**Aim 1**
Condense the paragraph of the restaurant description beginning "The tiny 19-seat restaurant interior" into a bulleted list that keeps its main facts.
**Aim 2**
Retype the passage of the restaurant description between "The tiny 19-seat" and "manager Cate Gowers.", inclusive, without altering anything.

**Selected excerpt**
Here Vadim Otto Ursus experiments with fermentation and other preservation techniques to create extraordinarily flavourful dishes. As the aim at Otto is to use everything – ‘zero waste’ – the restaurant’s signature dish of charcoal-grilled boned char and wild fresh herbs is, essentially, a fresh brook trout garnished in wild leaves and flowers and bathed in the intense umami delicacy of the house garum- a fermented fish condiment first favoured by the ancient Romans. The leftover fish bones and skin are later fermented to season future dishes.
The tiny 19-seat restaurant interior is sparse and functional: raw concrete walls, an open kitchen and simple wooden tables and chairs. No fuss. It’s all about the food- served on hand-thrown ceramics and flat natural stones. Other highlights include pheasant rillettes with sourdough bread, pickled gherkins, green tomatoes and mirabelles with raw milk butter as a starter and, for dessert, plum cake with black walnuts fried in boar fat with raw milk ice cream, pickled elderberries and plum seed oil. There is also an excellent wine list of predominantly natural wines selected by Otto’s young Australian manager Cate Gowers.

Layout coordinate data

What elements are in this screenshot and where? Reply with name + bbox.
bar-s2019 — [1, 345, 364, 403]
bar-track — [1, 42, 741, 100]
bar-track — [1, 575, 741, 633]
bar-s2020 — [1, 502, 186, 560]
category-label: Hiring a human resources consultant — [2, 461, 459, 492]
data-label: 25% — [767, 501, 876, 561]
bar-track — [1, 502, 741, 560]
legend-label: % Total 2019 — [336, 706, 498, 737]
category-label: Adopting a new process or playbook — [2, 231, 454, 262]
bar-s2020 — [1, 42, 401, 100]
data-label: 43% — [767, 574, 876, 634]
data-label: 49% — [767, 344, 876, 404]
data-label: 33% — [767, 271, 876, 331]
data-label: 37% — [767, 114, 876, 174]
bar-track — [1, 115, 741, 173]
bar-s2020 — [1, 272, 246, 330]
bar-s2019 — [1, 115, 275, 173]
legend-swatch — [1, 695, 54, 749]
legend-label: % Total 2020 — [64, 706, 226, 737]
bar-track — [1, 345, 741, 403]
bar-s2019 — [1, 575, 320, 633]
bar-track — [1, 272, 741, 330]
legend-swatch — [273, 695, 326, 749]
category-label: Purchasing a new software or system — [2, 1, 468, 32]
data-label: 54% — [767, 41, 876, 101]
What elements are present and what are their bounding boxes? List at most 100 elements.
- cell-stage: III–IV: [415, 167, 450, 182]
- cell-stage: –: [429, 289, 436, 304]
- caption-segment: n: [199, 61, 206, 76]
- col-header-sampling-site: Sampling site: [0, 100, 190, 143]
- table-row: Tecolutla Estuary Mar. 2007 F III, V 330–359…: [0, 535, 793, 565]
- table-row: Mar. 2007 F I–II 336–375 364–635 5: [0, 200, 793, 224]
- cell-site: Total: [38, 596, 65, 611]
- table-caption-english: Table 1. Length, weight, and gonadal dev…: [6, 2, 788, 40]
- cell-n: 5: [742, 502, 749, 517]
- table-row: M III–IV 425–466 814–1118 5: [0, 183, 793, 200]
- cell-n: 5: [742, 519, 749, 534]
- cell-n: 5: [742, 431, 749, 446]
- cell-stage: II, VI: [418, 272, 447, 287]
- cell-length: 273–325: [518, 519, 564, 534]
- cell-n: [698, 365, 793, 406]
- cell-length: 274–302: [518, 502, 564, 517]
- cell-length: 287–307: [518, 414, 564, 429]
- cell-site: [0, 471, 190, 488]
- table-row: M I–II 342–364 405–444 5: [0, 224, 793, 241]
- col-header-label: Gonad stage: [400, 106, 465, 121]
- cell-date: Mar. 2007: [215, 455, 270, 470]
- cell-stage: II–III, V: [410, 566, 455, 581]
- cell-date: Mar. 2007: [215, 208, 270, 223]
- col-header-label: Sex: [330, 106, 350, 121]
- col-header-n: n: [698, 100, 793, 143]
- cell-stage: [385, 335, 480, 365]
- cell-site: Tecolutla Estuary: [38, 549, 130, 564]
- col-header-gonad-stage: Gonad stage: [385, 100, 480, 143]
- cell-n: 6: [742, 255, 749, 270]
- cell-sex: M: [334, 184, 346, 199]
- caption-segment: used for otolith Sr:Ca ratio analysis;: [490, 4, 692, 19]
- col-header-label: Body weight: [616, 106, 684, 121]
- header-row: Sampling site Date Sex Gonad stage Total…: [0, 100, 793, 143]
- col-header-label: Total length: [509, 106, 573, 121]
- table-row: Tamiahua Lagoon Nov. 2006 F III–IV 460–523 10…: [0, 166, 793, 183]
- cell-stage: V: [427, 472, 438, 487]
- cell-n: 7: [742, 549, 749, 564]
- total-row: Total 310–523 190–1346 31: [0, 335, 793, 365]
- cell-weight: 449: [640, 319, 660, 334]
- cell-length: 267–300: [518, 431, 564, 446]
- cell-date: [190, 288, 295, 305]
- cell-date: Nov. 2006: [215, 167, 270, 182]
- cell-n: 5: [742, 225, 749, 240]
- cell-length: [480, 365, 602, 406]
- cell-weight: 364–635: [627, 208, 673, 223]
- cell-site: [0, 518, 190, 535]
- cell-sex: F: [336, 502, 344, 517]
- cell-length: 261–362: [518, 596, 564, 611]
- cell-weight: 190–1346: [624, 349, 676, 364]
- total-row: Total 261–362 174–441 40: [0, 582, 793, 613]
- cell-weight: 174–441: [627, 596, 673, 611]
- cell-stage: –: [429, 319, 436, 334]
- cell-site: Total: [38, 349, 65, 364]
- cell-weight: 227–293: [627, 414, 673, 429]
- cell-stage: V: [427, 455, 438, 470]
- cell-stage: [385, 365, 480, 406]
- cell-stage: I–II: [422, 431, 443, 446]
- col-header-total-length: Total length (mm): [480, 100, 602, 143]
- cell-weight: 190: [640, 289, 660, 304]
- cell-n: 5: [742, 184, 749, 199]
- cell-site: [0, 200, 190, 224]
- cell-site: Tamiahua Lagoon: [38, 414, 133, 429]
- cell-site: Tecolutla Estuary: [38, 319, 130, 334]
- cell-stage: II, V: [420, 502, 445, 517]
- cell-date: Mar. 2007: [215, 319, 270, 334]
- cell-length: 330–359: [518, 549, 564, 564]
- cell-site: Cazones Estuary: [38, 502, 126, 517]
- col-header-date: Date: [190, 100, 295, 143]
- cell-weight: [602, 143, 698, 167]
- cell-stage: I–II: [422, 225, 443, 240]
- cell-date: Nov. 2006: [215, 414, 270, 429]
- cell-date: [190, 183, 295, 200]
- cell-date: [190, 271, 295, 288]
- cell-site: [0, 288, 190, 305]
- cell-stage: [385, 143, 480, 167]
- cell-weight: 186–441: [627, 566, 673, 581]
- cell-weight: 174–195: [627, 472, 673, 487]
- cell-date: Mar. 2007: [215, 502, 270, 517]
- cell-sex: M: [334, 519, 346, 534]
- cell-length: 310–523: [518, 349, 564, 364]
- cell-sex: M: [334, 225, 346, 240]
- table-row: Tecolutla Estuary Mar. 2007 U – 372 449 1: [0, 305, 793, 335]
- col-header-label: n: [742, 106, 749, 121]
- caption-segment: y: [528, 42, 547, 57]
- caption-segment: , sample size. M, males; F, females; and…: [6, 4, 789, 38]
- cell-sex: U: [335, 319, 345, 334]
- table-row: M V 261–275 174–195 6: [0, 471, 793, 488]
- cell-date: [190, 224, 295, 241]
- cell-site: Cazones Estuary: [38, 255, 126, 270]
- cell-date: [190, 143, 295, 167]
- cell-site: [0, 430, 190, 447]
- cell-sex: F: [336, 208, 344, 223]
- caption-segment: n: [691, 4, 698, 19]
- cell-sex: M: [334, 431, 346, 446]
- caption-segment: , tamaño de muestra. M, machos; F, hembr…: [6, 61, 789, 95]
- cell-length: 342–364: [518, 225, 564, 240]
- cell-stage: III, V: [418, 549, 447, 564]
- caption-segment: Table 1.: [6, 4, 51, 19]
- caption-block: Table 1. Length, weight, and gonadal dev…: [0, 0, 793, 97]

**Written response 1**
- The interior seats 19. It is sparse and functional, with raw concrete walls, an open kitchen, and simple wooden tables and chairs.
- The focus is on the food, which is served on hand-thrown ceramics and flat natural stones.
- Starter highlight: pheasant rillettes with sourdough bread, pickled gherkins, green tomatoes and mirabelles with raw milk butter.
- Dessert highlight: plum cake with black walnuts fried in boar fat, with raw milk ice cream, pickled elderberries and plum seed oil.
- The excellent wine list, made up mainly of natural wines, is selected by Otto's young Australian manager, Cate Gowers.

**Written response 2**
The tiny 19-seat restaurant interior is sparse and functional: raw concrete walls, an open kitchen and simple wooden tables and chairs. No fuss. It’s all about the food- served on hand-thrown ceramics and flat natural stones. Other highlights include pheasant rillettes with sourdough bread, pickled gherkins, green tomatoes and mirabelles with raw milk butter as a starter and, for dessert, plum cake with black walnuts fried in boar fat with raw milk ice cream, pickled elderberries and plum seed oil. There is also an excellent wine list of predominantly natural wines selected by Otto’s young Australian manager Cate Gowers.